— start of MATERIAL SHOWN —
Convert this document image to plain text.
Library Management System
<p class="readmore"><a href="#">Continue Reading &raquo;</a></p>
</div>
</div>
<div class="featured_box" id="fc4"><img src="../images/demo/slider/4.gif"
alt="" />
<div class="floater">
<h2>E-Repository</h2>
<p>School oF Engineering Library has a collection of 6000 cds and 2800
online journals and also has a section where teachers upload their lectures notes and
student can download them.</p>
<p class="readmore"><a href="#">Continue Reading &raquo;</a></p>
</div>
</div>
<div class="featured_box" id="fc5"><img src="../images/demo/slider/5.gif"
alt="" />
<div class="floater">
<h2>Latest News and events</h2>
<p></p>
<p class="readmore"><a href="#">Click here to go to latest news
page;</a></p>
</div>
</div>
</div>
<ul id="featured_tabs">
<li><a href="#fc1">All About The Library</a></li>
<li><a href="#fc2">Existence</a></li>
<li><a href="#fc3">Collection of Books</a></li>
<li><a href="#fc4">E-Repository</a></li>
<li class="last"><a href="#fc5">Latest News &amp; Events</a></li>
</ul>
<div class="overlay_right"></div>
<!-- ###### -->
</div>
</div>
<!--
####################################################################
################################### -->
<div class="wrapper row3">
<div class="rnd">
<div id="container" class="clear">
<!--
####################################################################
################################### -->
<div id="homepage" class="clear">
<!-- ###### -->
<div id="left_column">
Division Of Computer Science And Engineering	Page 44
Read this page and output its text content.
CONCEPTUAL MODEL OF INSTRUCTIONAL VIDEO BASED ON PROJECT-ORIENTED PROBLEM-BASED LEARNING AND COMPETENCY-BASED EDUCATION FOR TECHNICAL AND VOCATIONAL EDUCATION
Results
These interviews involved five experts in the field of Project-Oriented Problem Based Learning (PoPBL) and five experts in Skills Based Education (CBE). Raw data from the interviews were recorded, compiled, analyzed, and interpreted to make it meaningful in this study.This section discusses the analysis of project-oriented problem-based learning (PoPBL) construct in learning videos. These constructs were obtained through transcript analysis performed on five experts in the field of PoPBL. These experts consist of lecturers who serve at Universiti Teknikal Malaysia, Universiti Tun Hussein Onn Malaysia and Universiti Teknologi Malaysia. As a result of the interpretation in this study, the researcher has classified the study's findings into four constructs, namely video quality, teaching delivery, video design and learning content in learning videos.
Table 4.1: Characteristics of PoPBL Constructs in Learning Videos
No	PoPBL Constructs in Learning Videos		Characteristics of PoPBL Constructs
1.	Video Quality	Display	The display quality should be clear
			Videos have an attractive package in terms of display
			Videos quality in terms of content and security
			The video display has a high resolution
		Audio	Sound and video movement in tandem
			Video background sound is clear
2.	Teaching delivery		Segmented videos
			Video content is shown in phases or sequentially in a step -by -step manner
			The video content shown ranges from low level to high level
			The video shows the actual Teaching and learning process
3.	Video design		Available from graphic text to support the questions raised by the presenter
— end of MATERIAL SHOWN —
GOAL OF THE EXERCISE: Return every entry verbatim.

ANSWER TO THE PROBLEM:
Convert this document image to plain text.
Library Management System
<p class="readmore"><a href="#">Continue Reading &raquo;</a></p>
</div>
</div>
<div class="featured_box" id="fc4"><img src="../images/demo/slider/4.gif"
alt="" />
<div class="floater">
<h2>E-Repository</h2>
<p>School oF Engineering Library has a collection of 6000 cds and 2800
online journals and also has a section where teachers upload their lectures notes and
student can download them.</p>
<p class="readmore"><a href="#">Continue Reading &raquo;</a></p>
</div>
</div>
<div class="featured_box" id="fc5"><img src="../images/demo/slider/5.gif"
alt="" />
<div class="floater">
<h2>Latest News and events</h2>
<p></p>
<p class="readmore"><a href="#">Click here to go to latest news
page;</a></p>
</div>
</div>
</div>
<ul id="featured_tabs">
<li><a href="#fc1">All About The Library</a></li>
<li><a href="#fc2">Existence</a></li>
<li><a href="#fc3">Collection of Books</a></li>
<li><a href="#fc4">E-Repository</a></li>
<li class="last"><a href="#fc5">Latest News &amp; Events</a></li>
</ul>
<div class="overlay_right"></div>
<!-- ###### -->
</div>
</div>
<!--
####################################################################
################################### -->
<div class="wrapper row3">
<div class="rnd">
<div id="container" class="clear">
<!--
####################################################################
################################### -->
<div id="homepage" class="clear">
<!-- ###### -->
<div id="left_column">
Division Of Computer Science And Engineering	Page 44
Read this page and output its text content.
CONCEPTUAL MODEL OF INSTRUCTIONAL VIDEO BASED ON PROJECT-ORIENTED PROBLEM-BASED LEARNING AND COMPETENCY-BASED EDUCATION FOR TECHNICAL AND VOCATIONAL EDUCATION
Results
These interviews involved five experts in the field of Project-Oriented Problem Based Learning (PoPBL) and five experts in Skills Based Education (CBE). Raw data from the interviews were recorded, compiled, analyzed, and interpreted to make it meaningful in this study.This section discusses the analysis of project-oriented problem-based learning (PoPBL) construct in learning videos. These constructs were obtained through transcript analysis performed on five experts in the field of PoPBL. These experts consist of lecturers who serve at Universiti Teknikal Malaysia, Universiti Tun Hussein Onn Malaysia and Universiti Teknologi Malaysia. As a result of the interpretation in this study, the researcher has classified the study's findings into four constructs, namely video quality, teaching delivery, video design and learning content in learning videos.
Table 4.1: Characteristics of PoPBL Constructs in Learning Videos
No	PoPBL Constructs in Learning Videos		Characteristics of PoPBL Constructs
1.	Video Quality	Display	The display quality should be clear
			Videos have an attractive package in terms of display
			Videos quality in terms of content and security
			The video display has a high resolution
		Audio	Sound and video movement in tandem
			Video background sound is clear
2.	Teaching delivery		Segmented videos
			Video content is shown in phases or sequentially in a step -by -step manner
			The video content shown ranges from low level to high level
			The video shows the actual Teaching and learning process
3.	Video design		Available from graphic text to support the questions raised by the presenter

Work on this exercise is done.